-- START OF RECORDS --

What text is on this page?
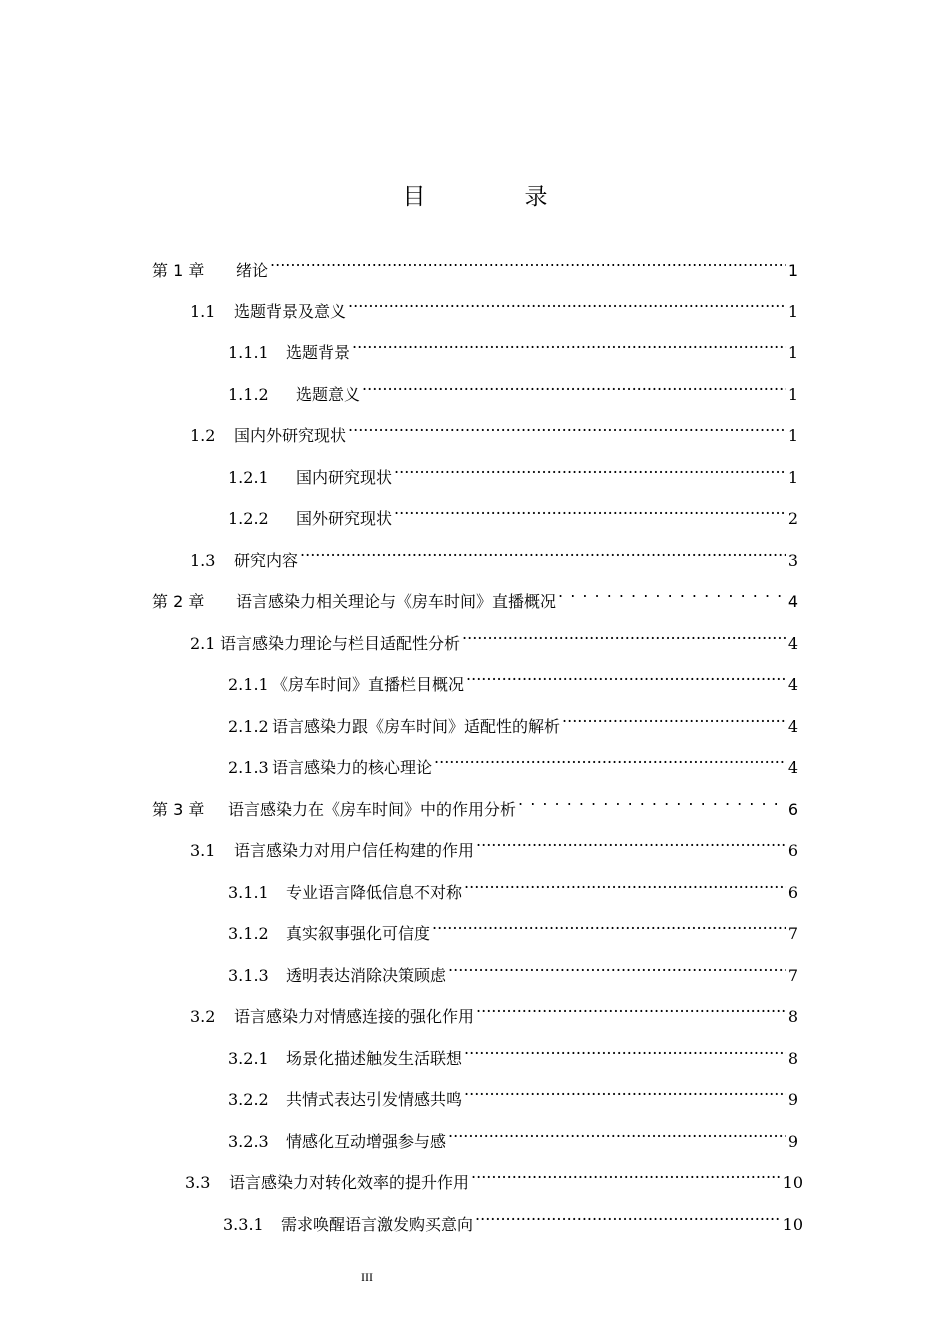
目　录
第 1 章	绪论 .....	1
1.1	选题背景及意义 .....	1
1.1.1	选题背景 .....	1
1.1.2	选题意义 .....	1
1.2	国内外研究现状 .....	1
1.2.1	国内研究现状 .....	1
1.2.2	国外研究现状 .....	2
1.3	研究内容 .....	3
第 2 章	语言感染力相关理论与《房车时间》直播概况 . . .	4
2.1 语言感染力理论与栏目适配性分析 .....	4
2.1.1 《房车时间》直播栏目概况 .....	4
2.1.2 语言感染力跟《房车时间》适配性的解析 .....	4
2.1.3 语言感染力的核心理论 .....	4
第 3 章	语言感染力在《房车时间》中的作用分析 . . .	6
3.1	语言感染力对用户信任构建的作用 .....	6
3.1.1	专业语言降低信息不对称 .....	6
3.1.2	真实叙事强化可信度 .....	7
3.1.3	透明表达消除决策顾虑 .....	7
3.2	语言感染力对情感连接的强化作用 .....	8
3.2.1	场景化描述触发生活联想 .....	8
3.2.2	共情式表达引发情感共鸣 .....	9
3.2.3	情感化互动增强参与感 .....	9
3.3	语言感染力对转化效率的提升作用 .....	10
3.3.1	需求唤醒语言激发购买意向 .....	10
III
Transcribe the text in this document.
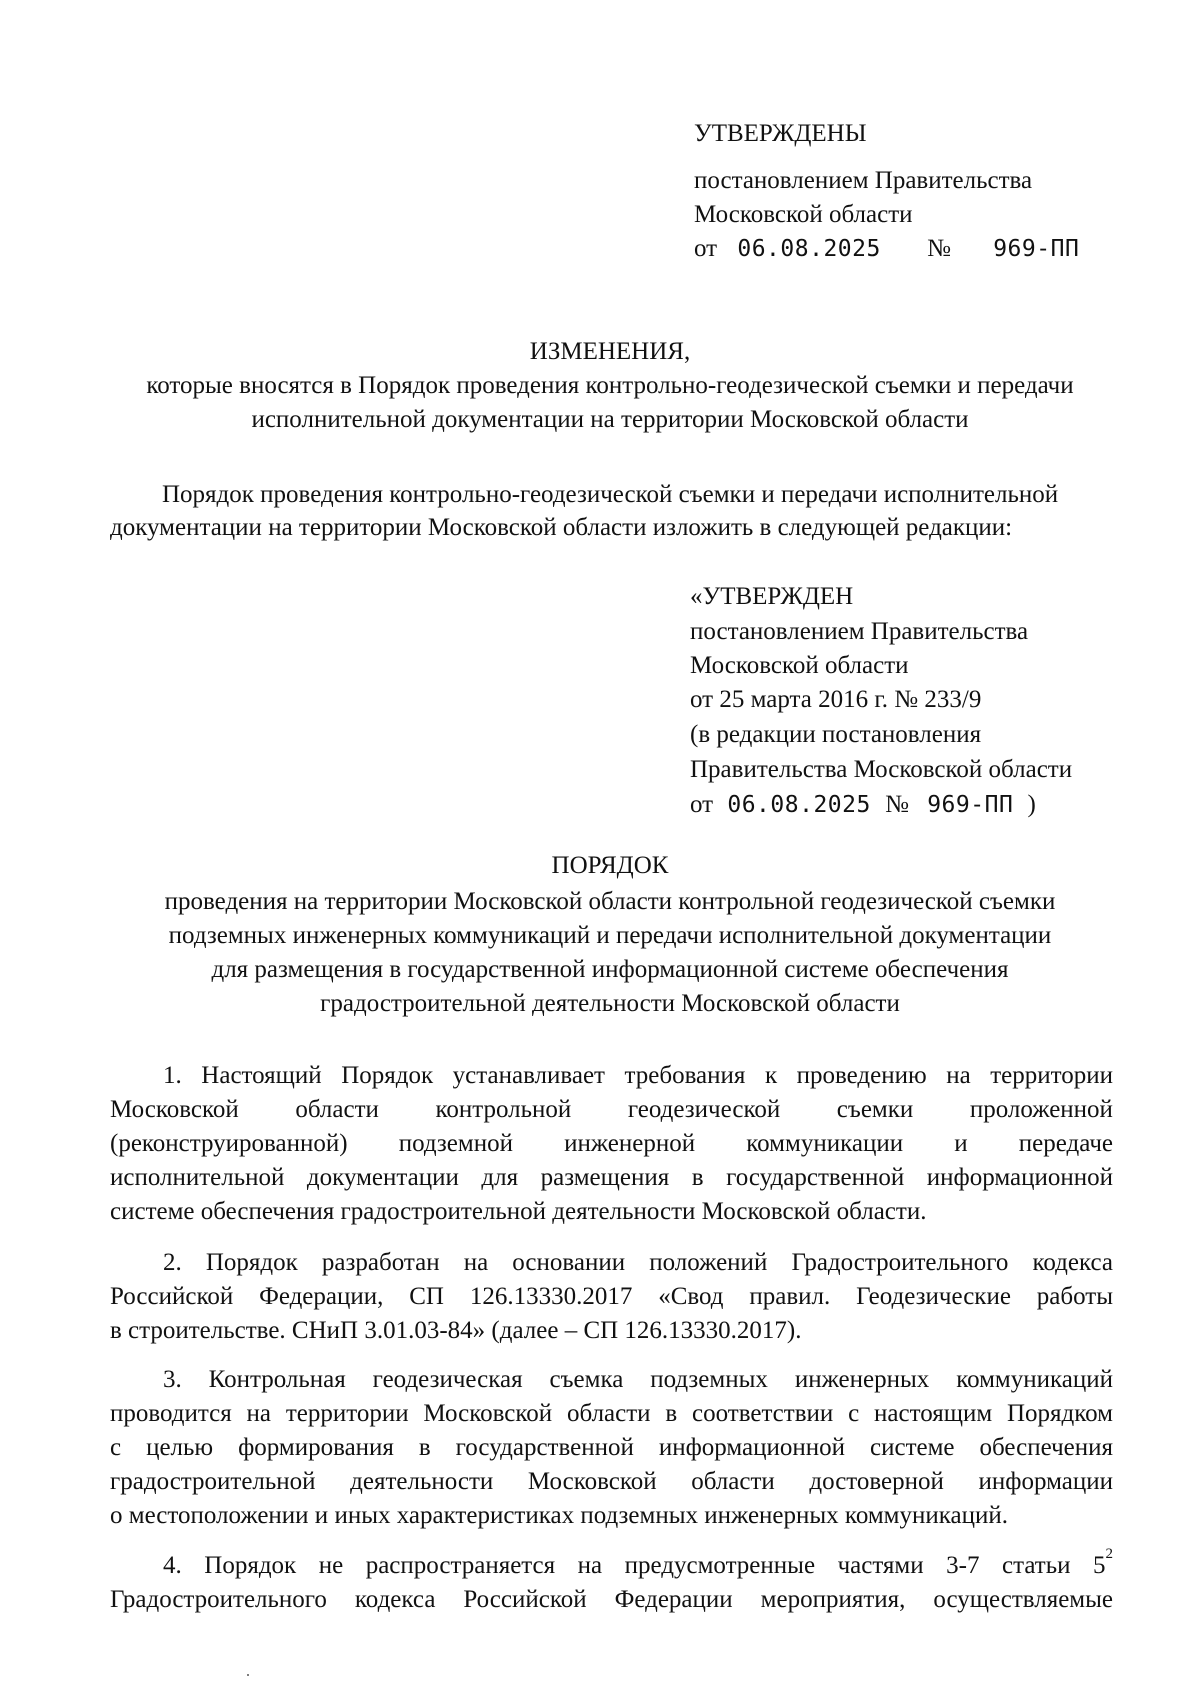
УТВЕРЖДЕНЫ
постановлением Правительства
Московской области
от 06.08.2025 № 969-ПП
ИЗМЕНЕНИЯ,
которые вносятся в Порядок проведения контрольно-геодезической съемки и передачи
исполнительной документации на территории Московской области
Порядок проведения контрольно-геодезической съемки и передачи исполнительной
документации на территории Московской области изложить в следующей редакции:
«УТВЕРЖДЕН
постановлением Правительства
Московской области
от 25 марта 2016 г. № 233/9
(в редакции постановления
Правительства Московской области
от 06.08.2025 № 969-ПП )
ПОРЯДОК
проведения на территории Московской области контрольной геодезической съемки
подземных инженерных коммуникаций и передачи исполнительной документации
для размещения в государственной информационной системе обеспечения
градостроительной деятельности Московской области
1. Настоящий Порядок устанавливает требования к проведению на территории
Московской области контрольной геодезической съемки проложенной
(реконструированной) подземной инженерной коммуникации и передаче
исполнительной документации для размещения в государственной информационной
системе обеспечения градостроительной деятельности Московской области.
2. Порядок разработан на основании положений Градостроительного кодекса
Российской Федерации, СП 126.13330.2017 «Свод правил. Геодезические работы
в строительстве. СНиП 3.01.03-84» (далее – СП 126.13330.2017).
3. Контрольная геодезическая съемка подземных инженерных коммуникаций
проводится на территории Московской области в соответствии с настоящим Порядком
с целью формирования в государственной информационной системе обеспечения
градостроительной деятельности Московской области достоверной информации
о местоположении и иных характеристиках подземных инженерных коммуникаций.
4. Порядок не распространяется на предусмотренные частями 3-7 статьи $5^2$
Градостроительного кодекса Российской Федерации мероприятия, осуществляемые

-- END OF RECORDS --

Read the entries and pick out all lines that include the word "коммуникаций".

подземных инженерных коммуникаций и передачи исполнительной документации
3. Контрольная геодезическая съемка подземных инженерных коммуникаций
о местоположении и иных характеристиках подземных инженерных коммуникаций.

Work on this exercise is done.